▸ PASSAGE GIVEN:
● ● ●

SageMaker makes the life of a data scientist much easier by providing services that you can use to prepare data, build models, test them, and then deploy them into production environments. It provides most of the common algorithms for building your machine learning models, and if you want to make any custom model not supported by SageMaker, then it has a facility to do so by using a bring-your-own container service. It also provides a distributed training option that can make your models run faster, as compared to a single-node run.

Amazon SageMaker comes with following features:

• SageMaker Studio
This is an application where you can build, train, validate, process, and deploy the models. It’s a single place to do everything.

• SageMaker Ground Truth
This is used to create a labeled dataset.

• Studio Notebooks
This is one of the latest features of SageMaker that includes the single sign-on feature, faster startup time, and one-click file sharing.

• Preprocessing
This is used for analyzing and exploring data. It does feature engineering and transformation of data, as well as all the other things required to prepare the data for machine learning.

• Auto-pilot
Without writing a single line of code, if you want SageMaker to take care of your model building, either regression or classification problems, auto-pilot is the feature to use. It is generally for users who have less coding experience.

• Reinforcement Learning
This provides an interface to run a reinforcement learning
algorithm, which runs on a reward and penalty architecture.

• Batch Transform
After building the model, if you want to get predictions on a subset of data or you want to preprocess a subset of data, you can use the batch transform feature of SageMaker.

• Model Monitor
This is used to check whether the model quality is persistent or deviates from the standard model.

• Debugger
This has different debugging usages, such as tracking the
hyperparameters whose values keep changing during the model
training. It can even alert if something abnormal happens with the parameters or with the data.


Understanding How SageMaker Works

These are the main steps that the process follows:

  1. Fetch data
    This is the first step for building any machine learning model.
    Once we have decided on the problem statement that we have to solve, we have to accumulate all the data related to it. The data can be in the format of a database table, Excel sheets, text files, Word documents, images, etc. Once we know about all the data sources, these files need to be put inside a single repository so that the model knows about the location.

  2. Clean the data
    Our data can have null values, outliers, misspelled words, corrupted files, etc. All these things need to be explored and sorted out before the data is being given to the model. There are a lot of statistical methods as well that are used for data cleaning,

  3. Prepare data
    Once we have made our data clean, it is time to prepare our data. This includes all the transformations done on the data, scaling and normalization processes, combination of features or splitting of features, etc. After all these things are done, it has to be stored at a specific place so that the model knows the reference to the clean and prepared data files. The first three steps that we have seen, all these things can be done inside the SageMaker Jupyter Notebook, and after that, the cleaned data can be stored inside an S3 bucket.

  4. Train the model
    Once the data is prepared, we need to train the model. The first thing is to select the model that needs to be applied. The models can be chosen from the list of built-in algorithms that SageMaker provides, or custom models can also be used by making your own containers and uploading them to AWS or buying them from the AWS marketplace. Also, for training the model, we must decide on what kind of computation is required. Selection can be made based on the
    RAM size or number of GPU counts, etc. It is decided based on
    how big the dataset is or how complex the model is.

● ● ●

▸ GIVEN EXERCISE 1:
Condense the paragraph of the SageMaker passage that opens with "Once we have made our data clean" into a bulleted list that keeps its main facts.
▸ GIVEN EXERCISE 2:
Decide whether each statement agrees with the SageMaker passage, answering yes or no and quoting the words that settle it: (a) Ground Truth is used to create a labeled dataset. (b) Auto-pilot is aimed mainly at users with extensive coding experience. (c) Model Monitor is used to check whether model quality stays consistent.
▸ GIVEN EXERCISE 3:
Please write out the part of the SageMaker passage that begins at the words "3. Prepare data" and stops after "an S3 bucket.".
The material comes from a separate source, unrelated to the SageMaker passage.

▸ DATASET EXCERPT:
● ● ●

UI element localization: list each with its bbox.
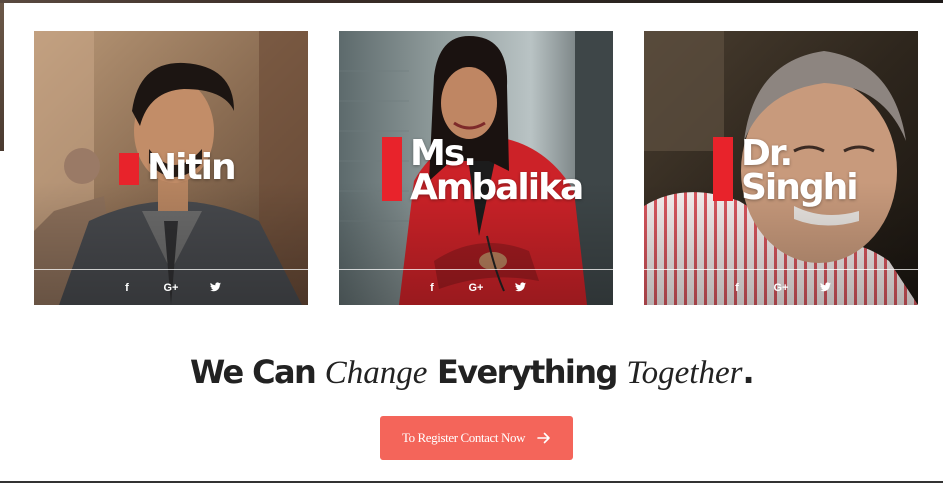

● ● ●

▸ CORRECT ANSWER 1:
- After cleaning, the data is prepared through transformations, scaling and normalization, and combining or splitting features.
- The prepared data must be stored in a specific place so the model can reference the clean, prepared files.
- The first three steps can all be done inside the SageMaker Jupyter Notebook.
- The cleaned data can then be stored in an S3 bucket.

▸ CORRECT ANSWER 2:
(a) Yes: "This is used to create a labeled dataset."
(b) No: "It is generally for users who have less coding experience."
(c) Yes: "This is used to check whether the model quality is persistent or deviates from the standard model."

▸ CORRECT ANSWER 3:
3. Prepare data
    Once we have made our data clean, it is time to prepare our data. This includes all the transformations done on the data, scaling and normalization processes, combination of features or splitting of features, etc. After all these things are done, it has to be stored at a specific place so that the model knows the reference to the clean and prepared data files. The first three steps that we have seen, all these things can be done inside the SageMaker Jupyter Notebook, and after that, the cleaned data can be stored inside an S3 bucket.